Instructions for the task -
Render every entry verbatim.

Records shown -
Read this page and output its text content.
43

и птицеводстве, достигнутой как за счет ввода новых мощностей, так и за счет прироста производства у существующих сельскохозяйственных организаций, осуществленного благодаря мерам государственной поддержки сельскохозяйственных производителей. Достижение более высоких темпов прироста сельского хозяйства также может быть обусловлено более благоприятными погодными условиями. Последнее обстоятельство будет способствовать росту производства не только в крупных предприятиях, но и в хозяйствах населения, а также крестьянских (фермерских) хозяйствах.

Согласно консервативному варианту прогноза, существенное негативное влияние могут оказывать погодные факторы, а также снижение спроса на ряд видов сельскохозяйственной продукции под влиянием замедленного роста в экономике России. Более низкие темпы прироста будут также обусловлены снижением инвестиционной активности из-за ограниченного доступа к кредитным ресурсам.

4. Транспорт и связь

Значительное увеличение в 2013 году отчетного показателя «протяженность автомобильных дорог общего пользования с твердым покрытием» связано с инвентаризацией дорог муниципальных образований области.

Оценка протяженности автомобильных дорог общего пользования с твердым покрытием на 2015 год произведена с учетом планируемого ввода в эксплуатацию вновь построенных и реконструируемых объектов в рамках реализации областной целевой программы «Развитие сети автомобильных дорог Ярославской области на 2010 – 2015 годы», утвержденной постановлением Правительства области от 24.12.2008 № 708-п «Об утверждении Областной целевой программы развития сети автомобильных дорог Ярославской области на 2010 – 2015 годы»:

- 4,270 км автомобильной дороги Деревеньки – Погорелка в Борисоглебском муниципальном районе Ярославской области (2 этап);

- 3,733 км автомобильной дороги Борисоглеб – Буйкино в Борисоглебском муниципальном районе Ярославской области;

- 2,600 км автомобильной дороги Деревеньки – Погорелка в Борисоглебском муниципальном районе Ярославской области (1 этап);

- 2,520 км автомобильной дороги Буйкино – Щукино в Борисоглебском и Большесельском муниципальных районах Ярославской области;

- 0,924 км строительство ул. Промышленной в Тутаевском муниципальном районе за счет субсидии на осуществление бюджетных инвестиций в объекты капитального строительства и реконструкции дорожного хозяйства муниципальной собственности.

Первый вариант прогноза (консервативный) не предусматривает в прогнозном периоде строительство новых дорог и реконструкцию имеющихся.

Written response -
Read this page and output its text content.
43

и птицеводстве, достигнутой как за счет ввода новых мощностей, так и за счет прироста производства у существующих сельскохозяйственных организаций, осуществленного благодаря мерам государственной поддержки сельскохозяйственных производителей. Достижение более высоких темпов прироста сельского хозяйства также может быть обусловлено более благоприятными погодными условиями. Последнее обстоятельство будет способствовать росту производства не только в крупных предприятиях, но и в хозяйствах населения, а также крестьянских (фермерских) хозяйствах.

Согласно консервативному варианту прогноза, существенное негативное влияние могут оказывать погодные факторы, а также снижение спроса на ряд видов сельскохозяйственной продукции под влиянием замедленного роста в экономике России. Более низкие темпы прироста будут также обусловлены снижением инвестиционной активности из-за ограниченного доступа к кредитным ресурсам.

4. Транспорт и связь

Значительное увеличение в 2013 году отчетного показателя «протяженность автомобильных дорог общего пользования с твердым покрытием» связано с инвентаризацией дорог муниципальных образований области.

Оценка протяженности автомобильных дорог общего пользования с твердым покрытием на 2015 год произведена с учетом планируемого ввода в эксплуатацию вновь построенных и реконструируемых объектов в рамках реализации областной целевой программы «Развитие сети автомобильных дорог Ярославской области на 2010 – 2015 годы», утвержденной постановлением Правительства области от 24.12.2008 № 708-п «Об утверждении Областной целевой программы развития сети автомобильных дорог Ярославской области на 2010 – 2015 годы»:

- 4,270 км автомобильной дороги Деревеньки – Погорелка в Борисоглебском муниципальном районе Ярославской области (2 этап);

- 3,733 км автомобильной дороги Борисоглеб – Буйкино в Борисоглебском муниципальном районе Ярославской области;

- 2,600 км автомобильной дороги Деревеньки – Погорелка в Борисоглебском муниципальном районе Ярославской области (1 этап);

- 2,520 км автомобильной дороги Буйкино – Щукино в Борисоглебском и Большесельском муниципальных районах Ярославской области;

- 0,924 км строительство ул. Промышленной в Тутаевском муниципальном районе за счет субсидии на осуществление бюджетных инвестиций в объекты капитального строительства и реконструкции дорожного хозяйства муниципальной собственности.

Первый вариант прогноза (консервативный) не предусматривает в прогнозном периоде строительство новых дорог и реконструкцию имеющихся.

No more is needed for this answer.